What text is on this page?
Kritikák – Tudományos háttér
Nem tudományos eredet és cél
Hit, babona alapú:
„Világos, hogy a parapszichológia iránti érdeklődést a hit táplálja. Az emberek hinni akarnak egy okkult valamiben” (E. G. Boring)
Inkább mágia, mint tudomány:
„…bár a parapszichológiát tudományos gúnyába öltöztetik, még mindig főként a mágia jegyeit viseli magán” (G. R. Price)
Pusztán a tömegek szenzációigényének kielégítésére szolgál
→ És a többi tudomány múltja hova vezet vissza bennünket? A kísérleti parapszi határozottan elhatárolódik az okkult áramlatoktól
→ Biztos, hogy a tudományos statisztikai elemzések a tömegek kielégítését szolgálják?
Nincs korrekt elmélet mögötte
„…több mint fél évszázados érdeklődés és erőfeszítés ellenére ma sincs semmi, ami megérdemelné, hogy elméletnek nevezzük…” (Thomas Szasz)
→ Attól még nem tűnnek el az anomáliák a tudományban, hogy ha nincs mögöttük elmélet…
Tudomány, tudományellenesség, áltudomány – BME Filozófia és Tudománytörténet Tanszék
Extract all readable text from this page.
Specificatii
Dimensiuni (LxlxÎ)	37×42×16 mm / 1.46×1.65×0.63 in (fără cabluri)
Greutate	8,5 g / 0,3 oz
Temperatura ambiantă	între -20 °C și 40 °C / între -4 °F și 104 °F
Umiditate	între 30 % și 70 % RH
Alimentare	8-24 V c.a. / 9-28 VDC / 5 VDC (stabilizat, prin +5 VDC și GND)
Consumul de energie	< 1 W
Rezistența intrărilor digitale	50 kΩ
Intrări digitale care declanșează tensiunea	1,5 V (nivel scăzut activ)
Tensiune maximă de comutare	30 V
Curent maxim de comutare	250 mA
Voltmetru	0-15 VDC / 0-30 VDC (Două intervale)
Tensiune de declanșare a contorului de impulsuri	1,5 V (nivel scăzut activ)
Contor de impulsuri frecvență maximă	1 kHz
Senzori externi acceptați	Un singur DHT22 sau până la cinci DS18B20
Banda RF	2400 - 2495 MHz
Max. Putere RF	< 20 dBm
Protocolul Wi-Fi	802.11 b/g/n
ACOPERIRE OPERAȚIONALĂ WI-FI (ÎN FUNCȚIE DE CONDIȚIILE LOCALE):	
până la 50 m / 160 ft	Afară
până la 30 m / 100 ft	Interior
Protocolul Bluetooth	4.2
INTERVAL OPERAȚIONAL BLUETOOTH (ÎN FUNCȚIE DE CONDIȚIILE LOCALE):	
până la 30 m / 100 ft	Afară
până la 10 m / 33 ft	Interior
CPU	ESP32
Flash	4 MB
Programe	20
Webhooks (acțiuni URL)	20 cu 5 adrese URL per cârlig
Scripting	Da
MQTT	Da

* [TASK DIRECTIONS]
Each line of the listing above should be output exactly.

* [TASK ANSWER]
What text is on this page?
Kritikák – Tudományos háttér
Nem tudományos eredet és cél
Hit, babona alapú:
„Világos, hogy a parapszichológia iránti érdeklődést a hit táplálja. Az emberek hinni akarnak egy okkult valamiben” (E. G. Boring)
Inkább mágia, mint tudomány:
„…bár a parapszichológiát tudományos gúnyába öltöztetik, még mindig főként a mágia jegyeit viseli magán” (G. R. Price)
Pusztán a tömegek szenzációigényének kielégítésére szolgál
→ És a többi tudomány múltja hova vezet vissza bennünket? A kísérleti parapszi határozottan elhatárolódik az okkult áramlatoktól
→ Biztos, hogy a tudományos statisztikai elemzések a tömegek kielégítését szolgálják?
Nincs korrekt elmélet mögötte
„…több mint fél évszázados érdeklődés és erőfeszítés ellenére ma sincs semmi, ami megérdemelné, hogy elméletnek nevezzük…” (Thomas Szasz)
→ Attól még nem tűnnek el az anomáliák a tudományban, hogy ha nincs mögöttük elmélet…
Tudomány, tudományellenesség, áltudomány – BME Filozófia és Tudománytörténet Tanszék
Extract all readable text from this page.
Specificatii
Dimensiuni (LxlxÎ)	37×42×16 mm / 1.46×1.65×0.63 in (fără cabluri)
Greutate	8,5 g / 0,3 oz
Temperatura ambiantă	între -20 °C și 40 °C / între -4 °F și 104 °F
Umiditate	între 30 % și 70 % RH
Alimentare	8-24 V c.a. / 9-28 VDC / 5 VDC (stabilizat, prin +5 VDC și GND)
Consumul de energie	< 1 W
Rezistența intrărilor digitale	50 kΩ
Intrări digitale care declanșează tensiunea	1,5 V (nivel scăzut activ)
Tensiune maximă de comutare	30 V
Curent maxim de comutare	250 mA
Voltmetru	0-15 VDC / 0-30 VDC (Două intervale)
Tensiune de declanșare a contorului de impulsuri	1,5 V (nivel scăzut activ)
Contor de impulsuri frecvență maximă	1 kHz
Senzori externi acceptați	Un singur DHT22 sau până la cinci DS18B20
Banda RF	2400 - 2495 MHz
Max. Putere RF	< 20 dBm
Protocolul Wi-Fi	802.11 b/g/n
ACOPERIRE OPERAȚIONALĂ WI-FI (ÎN FUNCȚIE DE CONDIȚIILE LOCALE):	
până la 50 m / 160 ft	Afară
până la 30 m / 100 ft	Interior
Protocolul Bluetooth	4.2
INTERVAL OPERAȚIONAL BLUETOOTH (ÎN FUNCȚIE DE CONDIȚIILE LOCALE):	
până la 30 m / 100 ft	Afară
până la 10 m / 33 ft	Interior
CPU	ESP32
Flash	4 MB
Programe	20
Webhooks (acțiuni URL)	20 cu 5 adrese URL per cârlig
Scripting	Da
MQTT	Da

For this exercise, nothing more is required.